§ To be done:
In the data that follows, count each line holding the string "miesiącem"; answer with the number only.

* start Provided data *

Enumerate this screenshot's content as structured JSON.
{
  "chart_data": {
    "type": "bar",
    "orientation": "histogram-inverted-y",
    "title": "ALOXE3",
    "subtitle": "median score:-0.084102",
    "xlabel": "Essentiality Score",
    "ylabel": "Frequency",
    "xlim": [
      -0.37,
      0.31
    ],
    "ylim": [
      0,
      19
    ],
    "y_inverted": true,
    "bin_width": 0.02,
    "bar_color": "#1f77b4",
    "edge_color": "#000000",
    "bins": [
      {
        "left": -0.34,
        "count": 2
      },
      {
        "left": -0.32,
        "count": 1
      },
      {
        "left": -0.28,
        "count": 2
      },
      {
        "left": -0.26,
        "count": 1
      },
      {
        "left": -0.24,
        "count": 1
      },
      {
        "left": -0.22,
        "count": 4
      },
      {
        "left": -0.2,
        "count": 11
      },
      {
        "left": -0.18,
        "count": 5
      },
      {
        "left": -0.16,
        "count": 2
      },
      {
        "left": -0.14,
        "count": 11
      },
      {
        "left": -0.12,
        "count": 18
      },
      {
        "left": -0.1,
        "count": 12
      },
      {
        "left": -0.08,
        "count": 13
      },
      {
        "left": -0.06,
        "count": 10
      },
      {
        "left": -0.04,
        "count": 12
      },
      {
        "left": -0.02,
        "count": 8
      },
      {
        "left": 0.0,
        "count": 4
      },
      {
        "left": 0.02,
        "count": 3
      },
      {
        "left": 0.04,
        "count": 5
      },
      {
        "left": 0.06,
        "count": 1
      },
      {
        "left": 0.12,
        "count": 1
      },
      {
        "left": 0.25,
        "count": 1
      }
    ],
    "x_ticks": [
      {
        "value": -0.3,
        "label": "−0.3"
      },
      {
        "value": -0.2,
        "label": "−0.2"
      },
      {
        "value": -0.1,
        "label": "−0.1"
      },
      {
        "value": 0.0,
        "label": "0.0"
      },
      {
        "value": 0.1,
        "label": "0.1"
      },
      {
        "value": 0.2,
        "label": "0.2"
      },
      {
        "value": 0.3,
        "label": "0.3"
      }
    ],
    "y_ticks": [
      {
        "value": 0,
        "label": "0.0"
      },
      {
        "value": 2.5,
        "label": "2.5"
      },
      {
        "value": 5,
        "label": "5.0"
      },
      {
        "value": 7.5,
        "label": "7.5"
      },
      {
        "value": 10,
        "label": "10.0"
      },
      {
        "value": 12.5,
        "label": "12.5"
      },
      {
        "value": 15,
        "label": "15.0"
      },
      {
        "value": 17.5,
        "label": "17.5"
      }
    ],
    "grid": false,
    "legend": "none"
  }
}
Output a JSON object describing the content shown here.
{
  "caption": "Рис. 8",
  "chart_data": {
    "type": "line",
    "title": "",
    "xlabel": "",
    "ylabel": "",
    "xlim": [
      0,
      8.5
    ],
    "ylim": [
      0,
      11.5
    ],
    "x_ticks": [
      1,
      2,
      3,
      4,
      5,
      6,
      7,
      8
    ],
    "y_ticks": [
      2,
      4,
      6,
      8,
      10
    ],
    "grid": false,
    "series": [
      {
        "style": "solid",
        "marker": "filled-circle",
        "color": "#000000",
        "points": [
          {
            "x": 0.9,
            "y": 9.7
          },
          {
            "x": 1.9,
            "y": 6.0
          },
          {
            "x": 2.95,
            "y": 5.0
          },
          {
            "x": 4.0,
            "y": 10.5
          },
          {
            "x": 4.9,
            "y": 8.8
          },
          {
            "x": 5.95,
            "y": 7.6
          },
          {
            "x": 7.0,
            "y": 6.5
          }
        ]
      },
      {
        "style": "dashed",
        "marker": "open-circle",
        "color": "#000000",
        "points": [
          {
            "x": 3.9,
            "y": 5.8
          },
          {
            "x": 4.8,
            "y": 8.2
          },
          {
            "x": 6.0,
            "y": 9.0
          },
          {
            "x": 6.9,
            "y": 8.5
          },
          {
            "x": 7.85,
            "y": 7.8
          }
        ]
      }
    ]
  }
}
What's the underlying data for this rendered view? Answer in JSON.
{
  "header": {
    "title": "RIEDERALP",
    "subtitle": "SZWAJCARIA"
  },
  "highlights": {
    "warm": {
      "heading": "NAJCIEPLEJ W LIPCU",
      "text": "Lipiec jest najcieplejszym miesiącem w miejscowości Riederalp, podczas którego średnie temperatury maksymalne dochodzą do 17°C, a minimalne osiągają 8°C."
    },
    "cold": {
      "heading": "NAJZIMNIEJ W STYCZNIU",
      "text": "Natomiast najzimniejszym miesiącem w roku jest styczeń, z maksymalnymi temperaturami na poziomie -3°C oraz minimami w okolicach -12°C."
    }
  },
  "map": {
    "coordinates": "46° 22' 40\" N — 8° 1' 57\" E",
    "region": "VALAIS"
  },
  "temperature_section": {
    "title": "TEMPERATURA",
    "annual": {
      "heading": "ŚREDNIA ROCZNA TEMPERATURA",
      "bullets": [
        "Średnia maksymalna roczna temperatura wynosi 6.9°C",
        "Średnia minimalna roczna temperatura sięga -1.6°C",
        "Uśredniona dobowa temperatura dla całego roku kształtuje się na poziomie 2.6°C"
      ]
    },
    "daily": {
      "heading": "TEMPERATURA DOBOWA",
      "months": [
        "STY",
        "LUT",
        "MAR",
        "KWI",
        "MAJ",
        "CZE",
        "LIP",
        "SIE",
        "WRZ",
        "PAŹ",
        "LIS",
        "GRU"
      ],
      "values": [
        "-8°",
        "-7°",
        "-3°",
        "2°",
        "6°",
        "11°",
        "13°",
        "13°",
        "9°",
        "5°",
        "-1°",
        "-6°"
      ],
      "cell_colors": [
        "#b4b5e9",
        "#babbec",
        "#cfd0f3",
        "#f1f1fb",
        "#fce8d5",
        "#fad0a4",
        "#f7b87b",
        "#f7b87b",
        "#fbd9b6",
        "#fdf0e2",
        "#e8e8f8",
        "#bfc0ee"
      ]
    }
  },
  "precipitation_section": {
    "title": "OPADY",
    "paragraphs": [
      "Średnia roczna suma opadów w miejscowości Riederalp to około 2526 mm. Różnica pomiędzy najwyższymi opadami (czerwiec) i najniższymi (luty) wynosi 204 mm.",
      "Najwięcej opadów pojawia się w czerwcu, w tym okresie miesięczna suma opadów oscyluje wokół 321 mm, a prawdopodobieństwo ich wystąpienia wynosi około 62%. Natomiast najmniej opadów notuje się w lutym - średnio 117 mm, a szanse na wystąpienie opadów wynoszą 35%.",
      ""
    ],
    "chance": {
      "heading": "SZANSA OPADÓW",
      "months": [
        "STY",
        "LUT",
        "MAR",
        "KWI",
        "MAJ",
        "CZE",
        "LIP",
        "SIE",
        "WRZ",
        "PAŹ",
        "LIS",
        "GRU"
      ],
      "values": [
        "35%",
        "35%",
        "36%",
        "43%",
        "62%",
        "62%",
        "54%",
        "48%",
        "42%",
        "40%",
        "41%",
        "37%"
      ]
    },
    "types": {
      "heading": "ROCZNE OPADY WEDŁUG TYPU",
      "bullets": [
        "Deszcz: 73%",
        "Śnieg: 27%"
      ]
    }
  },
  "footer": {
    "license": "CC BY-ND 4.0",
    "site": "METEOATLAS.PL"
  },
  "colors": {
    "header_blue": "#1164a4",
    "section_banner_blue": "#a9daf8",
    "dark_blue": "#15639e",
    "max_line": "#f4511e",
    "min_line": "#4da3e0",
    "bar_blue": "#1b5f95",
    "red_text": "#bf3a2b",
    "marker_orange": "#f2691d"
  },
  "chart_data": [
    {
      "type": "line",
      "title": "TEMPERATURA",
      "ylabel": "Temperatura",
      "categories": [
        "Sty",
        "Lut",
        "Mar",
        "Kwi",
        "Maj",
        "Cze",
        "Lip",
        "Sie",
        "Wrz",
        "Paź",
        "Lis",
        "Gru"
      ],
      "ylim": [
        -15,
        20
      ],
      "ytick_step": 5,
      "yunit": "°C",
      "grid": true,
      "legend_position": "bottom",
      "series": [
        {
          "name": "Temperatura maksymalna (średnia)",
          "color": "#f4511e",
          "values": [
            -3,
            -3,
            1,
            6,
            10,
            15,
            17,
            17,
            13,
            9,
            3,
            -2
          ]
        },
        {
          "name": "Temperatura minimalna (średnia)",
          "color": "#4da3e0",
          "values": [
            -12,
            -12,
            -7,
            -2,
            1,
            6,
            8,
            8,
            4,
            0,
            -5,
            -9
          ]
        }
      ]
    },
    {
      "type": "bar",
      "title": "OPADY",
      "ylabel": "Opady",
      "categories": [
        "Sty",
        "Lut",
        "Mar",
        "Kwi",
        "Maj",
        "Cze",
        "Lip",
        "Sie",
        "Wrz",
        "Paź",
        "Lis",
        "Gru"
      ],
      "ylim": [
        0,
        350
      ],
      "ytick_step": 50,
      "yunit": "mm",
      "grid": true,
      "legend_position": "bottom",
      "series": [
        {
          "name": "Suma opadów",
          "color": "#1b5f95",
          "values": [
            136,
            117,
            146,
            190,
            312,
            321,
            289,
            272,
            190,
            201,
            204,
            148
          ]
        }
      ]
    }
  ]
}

* end Provided data *

§ Completed exercise:
2